## Problem to work on
Each record below must be returned exactly as shown.
--- Extracted data ---
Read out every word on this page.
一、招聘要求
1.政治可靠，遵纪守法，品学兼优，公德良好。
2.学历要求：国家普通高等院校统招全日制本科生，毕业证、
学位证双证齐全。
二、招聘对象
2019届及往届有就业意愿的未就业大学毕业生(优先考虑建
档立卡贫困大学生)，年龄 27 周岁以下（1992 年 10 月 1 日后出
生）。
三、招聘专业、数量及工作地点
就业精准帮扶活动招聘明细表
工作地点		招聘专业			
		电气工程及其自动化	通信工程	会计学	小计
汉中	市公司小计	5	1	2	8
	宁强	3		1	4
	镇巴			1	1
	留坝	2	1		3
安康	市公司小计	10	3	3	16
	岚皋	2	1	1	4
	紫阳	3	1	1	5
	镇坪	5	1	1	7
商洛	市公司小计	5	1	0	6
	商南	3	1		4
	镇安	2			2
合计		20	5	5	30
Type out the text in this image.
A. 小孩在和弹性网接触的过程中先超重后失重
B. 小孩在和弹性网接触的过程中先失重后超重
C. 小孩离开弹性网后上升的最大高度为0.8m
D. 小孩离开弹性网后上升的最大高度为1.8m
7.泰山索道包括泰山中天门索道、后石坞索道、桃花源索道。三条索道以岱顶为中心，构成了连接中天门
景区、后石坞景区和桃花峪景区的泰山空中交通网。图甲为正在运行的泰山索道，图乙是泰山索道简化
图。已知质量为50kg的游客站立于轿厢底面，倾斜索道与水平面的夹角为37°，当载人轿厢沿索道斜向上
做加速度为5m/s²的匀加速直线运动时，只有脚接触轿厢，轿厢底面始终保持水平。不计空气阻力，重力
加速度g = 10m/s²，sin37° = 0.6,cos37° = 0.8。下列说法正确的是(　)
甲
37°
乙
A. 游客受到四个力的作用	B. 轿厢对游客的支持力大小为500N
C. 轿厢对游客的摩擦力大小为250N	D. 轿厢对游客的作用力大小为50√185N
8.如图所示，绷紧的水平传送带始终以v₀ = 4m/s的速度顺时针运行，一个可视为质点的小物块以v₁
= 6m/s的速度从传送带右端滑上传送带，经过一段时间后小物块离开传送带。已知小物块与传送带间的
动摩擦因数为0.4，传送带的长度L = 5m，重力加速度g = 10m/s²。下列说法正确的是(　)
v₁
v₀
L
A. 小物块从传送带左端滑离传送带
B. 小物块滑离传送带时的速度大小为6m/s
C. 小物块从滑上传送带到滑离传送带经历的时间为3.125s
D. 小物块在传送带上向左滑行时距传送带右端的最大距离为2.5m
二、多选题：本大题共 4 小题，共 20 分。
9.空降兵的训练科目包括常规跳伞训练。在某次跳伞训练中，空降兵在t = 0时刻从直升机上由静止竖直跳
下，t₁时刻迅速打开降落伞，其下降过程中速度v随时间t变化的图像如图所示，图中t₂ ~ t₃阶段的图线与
---
## Exercise output
Read out every word on this page.
一、招聘要求
1.政治可靠，遵纪守法，品学兼优，公德良好。
2.学历要求：国家普通高等院校统招全日制本科生，毕业证、
学位证双证齐全。
二、招聘对象
2019届及往届有就业意愿的未就业大学毕业生(优先考虑建
档立卡贫困大学生)，年龄 27 周岁以下（1992 年 10 月 1 日后出
生）。
三、招聘专业、数量及工作地点
就业精准帮扶活动招聘明细表
工作地点		招聘专业			
		电气工程及其自动化	通信工程	会计学	小计
汉中	市公司小计	5	1	2	8
	宁强	3		1	4
	镇巴			1	1
	留坝	2	1		3
安康	市公司小计	10	3	3	16
	岚皋	2	1	1	4
	紫阳	3	1	1	5
	镇坪	5	1	1	7
商洛	市公司小计	5	1	0	6
	商南	3	1		4
	镇安	2			2
合计		20	5	5	30
Type out the text in this image.
A. 小孩在和弹性网接触的过程中先超重后失重
B. 小孩在和弹性网接触的过程中先失重后超重
C. 小孩离开弹性网后上升的最大高度为0.8m
D. 小孩离开弹性网后上升的最大高度为1.8m
7.泰山索道包括泰山中天门索道、后石坞索道、桃花源索道。三条索道以岱顶为中心，构成了连接中天门
景区、后石坞景区和桃花峪景区的泰山空中交通网。图甲为正在运行的泰山索道，图乙是泰山索道简化
图。已知质量为50kg的游客站立于轿厢底面，倾斜索道与水平面的夹角为37°，当载人轿厢沿索道斜向上
做加速度为5m/s²的匀加速直线运动时，只有脚接触轿厢，轿厢底面始终保持水平。不计空气阻力，重力
加速度g = 10m/s²，sin37° = 0.6,cos37° = 0.8。下列说法正确的是(　)
甲
37°
乙
A. 游客受到四个力的作用	B. 轿厢对游客的支持力大小为500N
C. 轿厢对游客的摩擦力大小为250N	D. 轿厢对游客的作用力大小为50√185N
8.如图所示，绷紧的水平传送带始终以v₀ = 4m/s的速度顺时针运行，一个可视为质点的小物块以v₁
= 6m/s的速度从传送带右端滑上传送带，经过一段时间后小物块离开传送带。已知小物块与传送带间的
动摩擦因数为0.4，传送带的长度L = 5m，重力加速度g = 10m/s²。下列说法正确的是(　)
v₁
v₀
L
A. 小物块从传送带左端滑离传送带
B. 小物块滑离传送带时的速度大小为6m/s
C. 小物块从滑上传送带到滑离传送带经历的时间为3.125s
D. 小物块在传送带上向左滑行时距传送带右端的最大距离为2.5m
二、多选题：本大题共 4 小题，共 20 分。
9.空降兵的训练科目包括常规跳伞训练。在某次跳伞训练中，空降兵在t = 0时刻从直升机上由静止竖直跳
下，t₁时刻迅速打开降落伞，其下降过程中速度v随时间t变化的图像如图所示，图中t₂ ~ t₃阶段的图线与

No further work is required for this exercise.